Цель 1 | Для каждого утверждения определите, согласуется ли оно с отрывком об учении Сартра ниже: (a) Сартр философски более оригинален, чем Хайдеггер; (b) Сартр называет свою систему метафизики «феноменологической онтологией»; (c) по Сартру, важнее всего то, что человек о себе думает. Ответьте «да» или «нет» и приведите точную цитату из отрывка, которая это решает.

Исходный отрывок |
______________________________
УЧЕНИЕ САРТРА
УЧЕНИЕ САРТРА
Хотя философски Сартр менее оригинален, чем Хайдеггер, именно французскому мыслителю было дано подвести итоги и поставить те точки над «1» в системе экзистенциализма, которые не были — из методологической осторожности — подведены и поставлены его учителем.
Учение Хайдеггера — гениальный, монументальный фрагмент. Учение Сартра — слепок с этого фрагмента, но такой слепок, где дорисованы линии, которые были едва намечены Хайдеггером. Мы не говорим уже о том, что в литературном отношении Сартр выражается яснее и прозрачнее своего учителя даже в своих чисто философских трудах. В драмах же и статьях Сартра дух экзистенциализма получил свой литературный «стиль», свое идеологическое «лицо» и создал новое течение в литературе. Именно Сартру удалось выразить в своем экзистенциализме существенный аспект «духа времени» современности. Поэтому его учение заслуживает особой трактовки[313].
Сартр начинает с положения, уже упомянутого нами: «Существование предшествует сущности». Это значит, что нет никаких «сущностей никакого Бога, никаких венных истин и ценностей». Человек есть то, что он есть — что он сам из себя делает. Человек есть совокупность совершенных им актов, за которые он несет полную и абсолютную ответственность. Не столь при этом важно, что человек о себе думает. Единственно важно — что он с собой и другими делает. Это звучит почти в духе бихевиоризма. Но это сходство — лишь частичное и внешнее. Ибо «делание» для Сартра лишь внешнее проявление первичного выбора, т. е. начала субъективного, которое, однако, неизбежно проявляет себя в действии и нуждается в проверке действием. Мы можем и должны судить о человеке на основании его поступков, его поведения, но мы не должны забывать, что эти его поступки суть только внешнее проявление первичного выбора. Самосознание нуждается в «бихевиористской» проверке, но первично именно самосознание.
Для обоснования этого «фактицизма» (другое название для экзистенциализма) Сартр строит целую систему метафизики, которую он называет «феноменологической онтологией», т. е. описательной метафизикой.
В общих чертах эскиз метафизики Сартра выглядит следующим образом.
______________________________
Исходные данные |
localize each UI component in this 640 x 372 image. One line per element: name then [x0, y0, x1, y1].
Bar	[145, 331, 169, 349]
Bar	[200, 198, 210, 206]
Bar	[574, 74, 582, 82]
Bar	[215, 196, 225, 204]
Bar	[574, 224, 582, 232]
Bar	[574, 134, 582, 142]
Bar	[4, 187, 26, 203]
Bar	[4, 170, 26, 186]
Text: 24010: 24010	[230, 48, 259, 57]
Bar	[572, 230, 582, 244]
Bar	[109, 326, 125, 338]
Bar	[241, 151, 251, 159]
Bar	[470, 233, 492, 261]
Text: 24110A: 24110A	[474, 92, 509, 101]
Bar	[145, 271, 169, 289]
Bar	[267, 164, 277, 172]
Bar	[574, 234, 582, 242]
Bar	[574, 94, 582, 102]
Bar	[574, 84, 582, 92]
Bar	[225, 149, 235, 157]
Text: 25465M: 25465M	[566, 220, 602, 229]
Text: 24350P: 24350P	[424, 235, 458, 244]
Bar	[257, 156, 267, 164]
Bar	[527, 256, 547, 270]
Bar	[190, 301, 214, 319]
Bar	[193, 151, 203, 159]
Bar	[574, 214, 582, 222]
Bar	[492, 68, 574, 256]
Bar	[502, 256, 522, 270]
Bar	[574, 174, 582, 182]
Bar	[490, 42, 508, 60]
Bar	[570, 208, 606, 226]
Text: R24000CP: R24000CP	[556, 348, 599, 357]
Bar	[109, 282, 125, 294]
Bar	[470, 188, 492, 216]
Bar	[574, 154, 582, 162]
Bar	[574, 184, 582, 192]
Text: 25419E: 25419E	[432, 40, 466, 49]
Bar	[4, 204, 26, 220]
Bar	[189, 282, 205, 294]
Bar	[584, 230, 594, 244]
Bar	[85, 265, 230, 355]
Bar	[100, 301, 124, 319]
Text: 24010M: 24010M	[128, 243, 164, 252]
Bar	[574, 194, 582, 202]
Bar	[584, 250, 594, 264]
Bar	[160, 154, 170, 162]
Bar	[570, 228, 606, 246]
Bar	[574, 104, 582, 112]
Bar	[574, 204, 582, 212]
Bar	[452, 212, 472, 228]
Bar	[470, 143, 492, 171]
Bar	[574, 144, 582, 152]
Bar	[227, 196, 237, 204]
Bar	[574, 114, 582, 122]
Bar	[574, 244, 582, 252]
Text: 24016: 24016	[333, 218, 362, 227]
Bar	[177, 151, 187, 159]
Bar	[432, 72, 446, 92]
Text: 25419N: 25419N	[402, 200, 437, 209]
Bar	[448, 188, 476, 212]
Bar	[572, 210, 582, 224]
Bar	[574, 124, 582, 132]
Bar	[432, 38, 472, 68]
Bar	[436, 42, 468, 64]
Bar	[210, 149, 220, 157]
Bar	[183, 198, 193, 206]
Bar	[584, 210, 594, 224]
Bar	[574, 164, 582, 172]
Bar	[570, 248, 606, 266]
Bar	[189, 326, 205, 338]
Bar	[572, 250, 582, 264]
______________________________
Цель 2 | Выберите из строк выше все, в которых встречается слово «Text», с учетом регистра.

Полный ответ 1 |
(a) Нет: «Хотя философски Сартр менее оригинален, чем Хайдеггер».
(b) Да: «Сартр строит целую систему метафизики, которую он называет «феноменологической онтологией»».
(c) Нет: «Не столь при этом важно, что человек о себе думает. Единственно важно — что он с собой и другими делает».

Полный ответ 2 |
Text: 24010: 24010	[230, 48, 259, 57]
Text: 24110A: 24110A	[474, 92, 509, 101]
Text: 25465M: 25465M	[566, 220, 602, 229]
Text: 24350P: 24350P	[424, 235, 458, 244]
Text: R24000CP: R24000CP	[556, 348, 599, 357]
Text: 25419E: 25419E	[432, 40, 466, 49]
Text: 24010M: 24010M	[128, 243, 164, 252]
Text: 24016: 24016	[333, 218, 362, 227]
Text: 25419N: 25419N	[402, 200, 437, 209]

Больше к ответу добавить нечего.